# 課題の内容:
[1] Rustのステート管理に関する文書にある次の文を英語に訳すこと:「キャニスターはステートを維持し、複数のリクエストを効率よく処理するために、グローバルで可変なステートが必要です。」
[2] Rustのステート管理に関する文書から、「Rustでは、これを実現する」で始まり「ある場合、エラーを返します。」で終わる部分を一字も変えずに打ち直すこと。
[3] Rustのステート管理に関する文書で「Rustでは、これを実現する方法が複数ありますが」で始まる段落を、主な事実を残して箇条書きにまとめること。

# 文書の抜粋:
########

キャニスターはステートを維持し、複数のリクエストを効率よく処理するために、グローバルで可変なステートが必要です。
Rustでは、これを実現する方法が複数ありますが、いくつかの方法はメモリ破壊につながる可能性があります。thread_local!とCell/RefCellは、可変性とスレッド安全性をバランス良く提供するため、これらを合わせた方法が推奨されています(詳しくはこちら)。
thread_local! {
static NOTES: RefCell<Notes> = RefCell::default();
}
その下に、caller関数を定義しています。caller関数は、関数を呼び出したユーザーのプリンシパルを取得するために使用します。プリンシパルは、ユーザーを一意に識別するためのアドレスのようなものです。caller_api
関数で取得したプリンシパルが匿名(認証されていないID)である場合、エラーを返します。

########

# 学習用資料:

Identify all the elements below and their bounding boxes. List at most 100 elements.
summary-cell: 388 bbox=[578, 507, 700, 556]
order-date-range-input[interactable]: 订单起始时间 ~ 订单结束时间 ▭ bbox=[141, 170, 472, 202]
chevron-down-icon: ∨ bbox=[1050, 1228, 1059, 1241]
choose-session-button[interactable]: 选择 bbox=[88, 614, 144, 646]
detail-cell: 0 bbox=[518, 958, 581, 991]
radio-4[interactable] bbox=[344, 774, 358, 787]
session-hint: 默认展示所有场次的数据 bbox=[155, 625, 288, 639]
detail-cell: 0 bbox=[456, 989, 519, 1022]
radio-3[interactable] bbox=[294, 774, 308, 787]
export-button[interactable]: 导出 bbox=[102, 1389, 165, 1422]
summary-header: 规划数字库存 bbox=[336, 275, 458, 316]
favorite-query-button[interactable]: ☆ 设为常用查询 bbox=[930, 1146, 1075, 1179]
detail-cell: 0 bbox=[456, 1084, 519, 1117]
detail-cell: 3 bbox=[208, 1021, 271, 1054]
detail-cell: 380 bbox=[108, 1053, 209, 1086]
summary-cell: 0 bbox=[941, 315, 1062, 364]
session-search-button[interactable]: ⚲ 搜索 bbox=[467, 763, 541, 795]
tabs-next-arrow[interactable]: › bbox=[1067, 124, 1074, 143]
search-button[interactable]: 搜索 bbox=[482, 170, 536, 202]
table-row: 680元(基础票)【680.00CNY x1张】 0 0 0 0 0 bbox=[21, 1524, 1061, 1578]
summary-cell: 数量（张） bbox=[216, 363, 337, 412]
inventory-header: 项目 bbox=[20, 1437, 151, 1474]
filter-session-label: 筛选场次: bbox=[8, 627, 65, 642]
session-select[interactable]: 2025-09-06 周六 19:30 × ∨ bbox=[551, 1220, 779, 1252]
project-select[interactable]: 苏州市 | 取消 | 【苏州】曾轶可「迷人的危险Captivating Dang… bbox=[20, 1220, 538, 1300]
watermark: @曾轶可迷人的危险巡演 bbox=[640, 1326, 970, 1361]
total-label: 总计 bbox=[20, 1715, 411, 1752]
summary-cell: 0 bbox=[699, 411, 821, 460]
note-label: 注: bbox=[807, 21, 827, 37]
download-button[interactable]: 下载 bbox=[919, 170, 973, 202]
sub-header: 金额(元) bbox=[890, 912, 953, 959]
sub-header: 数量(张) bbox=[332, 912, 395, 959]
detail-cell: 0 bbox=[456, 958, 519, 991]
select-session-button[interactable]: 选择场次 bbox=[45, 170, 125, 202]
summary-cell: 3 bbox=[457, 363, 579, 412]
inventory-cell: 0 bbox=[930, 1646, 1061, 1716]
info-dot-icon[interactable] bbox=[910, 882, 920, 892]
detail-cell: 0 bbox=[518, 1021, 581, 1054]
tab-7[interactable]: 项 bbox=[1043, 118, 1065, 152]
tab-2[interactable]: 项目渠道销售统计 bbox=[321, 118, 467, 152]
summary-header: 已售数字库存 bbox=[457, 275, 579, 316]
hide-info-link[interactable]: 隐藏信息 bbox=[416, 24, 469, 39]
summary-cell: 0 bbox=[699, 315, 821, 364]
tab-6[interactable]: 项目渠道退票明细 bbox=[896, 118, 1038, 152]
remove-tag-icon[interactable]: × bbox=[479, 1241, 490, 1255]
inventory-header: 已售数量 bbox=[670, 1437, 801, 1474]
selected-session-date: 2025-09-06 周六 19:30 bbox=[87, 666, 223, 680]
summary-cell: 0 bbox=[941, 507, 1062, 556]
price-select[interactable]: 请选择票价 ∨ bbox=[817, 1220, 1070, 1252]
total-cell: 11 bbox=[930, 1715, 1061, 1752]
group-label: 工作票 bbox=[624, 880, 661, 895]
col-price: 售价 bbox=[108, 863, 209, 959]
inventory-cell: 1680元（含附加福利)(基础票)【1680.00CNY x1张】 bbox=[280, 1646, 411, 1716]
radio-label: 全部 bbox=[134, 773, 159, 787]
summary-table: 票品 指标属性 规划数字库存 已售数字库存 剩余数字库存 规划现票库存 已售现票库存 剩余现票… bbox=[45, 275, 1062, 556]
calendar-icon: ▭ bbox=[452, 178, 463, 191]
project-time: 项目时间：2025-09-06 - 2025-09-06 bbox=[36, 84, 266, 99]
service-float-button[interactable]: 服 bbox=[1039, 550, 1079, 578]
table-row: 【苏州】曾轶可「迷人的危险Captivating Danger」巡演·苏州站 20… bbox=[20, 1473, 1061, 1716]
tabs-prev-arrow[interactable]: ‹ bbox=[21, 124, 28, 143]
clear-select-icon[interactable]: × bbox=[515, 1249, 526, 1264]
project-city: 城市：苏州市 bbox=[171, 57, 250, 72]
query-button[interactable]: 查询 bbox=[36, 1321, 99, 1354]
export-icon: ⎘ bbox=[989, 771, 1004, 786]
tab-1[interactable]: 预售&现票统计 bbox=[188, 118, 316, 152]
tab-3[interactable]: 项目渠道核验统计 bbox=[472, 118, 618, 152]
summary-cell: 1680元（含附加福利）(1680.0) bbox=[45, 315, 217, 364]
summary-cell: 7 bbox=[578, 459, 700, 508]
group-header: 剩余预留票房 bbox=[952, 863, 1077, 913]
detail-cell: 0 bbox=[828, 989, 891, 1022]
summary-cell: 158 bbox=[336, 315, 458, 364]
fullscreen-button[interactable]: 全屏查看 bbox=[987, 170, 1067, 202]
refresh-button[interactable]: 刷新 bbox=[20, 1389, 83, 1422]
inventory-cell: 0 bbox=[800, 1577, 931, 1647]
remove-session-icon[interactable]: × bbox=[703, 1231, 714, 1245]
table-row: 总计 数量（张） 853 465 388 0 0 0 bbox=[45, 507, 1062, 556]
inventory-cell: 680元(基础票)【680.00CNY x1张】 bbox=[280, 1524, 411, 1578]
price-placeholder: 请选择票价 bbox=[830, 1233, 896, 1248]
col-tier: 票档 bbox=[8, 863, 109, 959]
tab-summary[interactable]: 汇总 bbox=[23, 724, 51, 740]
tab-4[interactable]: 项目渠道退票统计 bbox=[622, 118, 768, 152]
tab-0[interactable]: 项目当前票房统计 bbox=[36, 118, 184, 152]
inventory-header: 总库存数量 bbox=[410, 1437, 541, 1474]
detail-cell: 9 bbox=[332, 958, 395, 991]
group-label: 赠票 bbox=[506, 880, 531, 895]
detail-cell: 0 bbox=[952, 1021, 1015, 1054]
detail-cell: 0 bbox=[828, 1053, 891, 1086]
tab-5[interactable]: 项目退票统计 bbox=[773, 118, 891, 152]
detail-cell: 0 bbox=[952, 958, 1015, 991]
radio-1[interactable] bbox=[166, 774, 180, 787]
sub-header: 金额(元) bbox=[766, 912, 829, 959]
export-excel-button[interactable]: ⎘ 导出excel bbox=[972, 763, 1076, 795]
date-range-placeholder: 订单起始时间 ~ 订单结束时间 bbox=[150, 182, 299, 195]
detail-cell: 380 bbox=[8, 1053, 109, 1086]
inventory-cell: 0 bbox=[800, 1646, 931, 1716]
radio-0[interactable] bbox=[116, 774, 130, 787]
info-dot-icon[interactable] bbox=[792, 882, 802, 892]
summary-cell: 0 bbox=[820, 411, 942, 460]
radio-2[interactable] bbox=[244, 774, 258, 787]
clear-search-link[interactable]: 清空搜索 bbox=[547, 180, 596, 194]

########

# 解答:
[1] A canister needs global, mutable state in order to maintain its state and handle multiple requests efficiently.

[2]
Rustでは、これを実現する方法が複数ありますが、いくつかの方法はメモリ破壊につながる可能性があります。thread_local!とCell/RefCellは、可変性とスレッド安全性をバランス良く提供するため、これらを合わせた方法が推奨されています(詳しくはこちら)。
thread_local! {
static NOTES: RefCell<Notes> = RefCell::default();
}
その下に、caller関数を定義しています。caller関数は、関数を呼び出したユーザーのプリンシパルを取得するために使用します。プリンシパルは、ユーザーを一意に識別するためのアドレスのようなものです。caller_api
関数で取得したプリンシパルが匿名(認証されていないID)である場合、エラーを返します。

[3]
- Rustでグローバルで可変なステートを実現する方法は複数あるが、一部はメモリ破壊につながる可能性がある。
- 推奨されるのは、thread_local!とCell/RefCellを合わせた方法である。
- この方法は可変性とスレッド安全性をバランス良く提供する。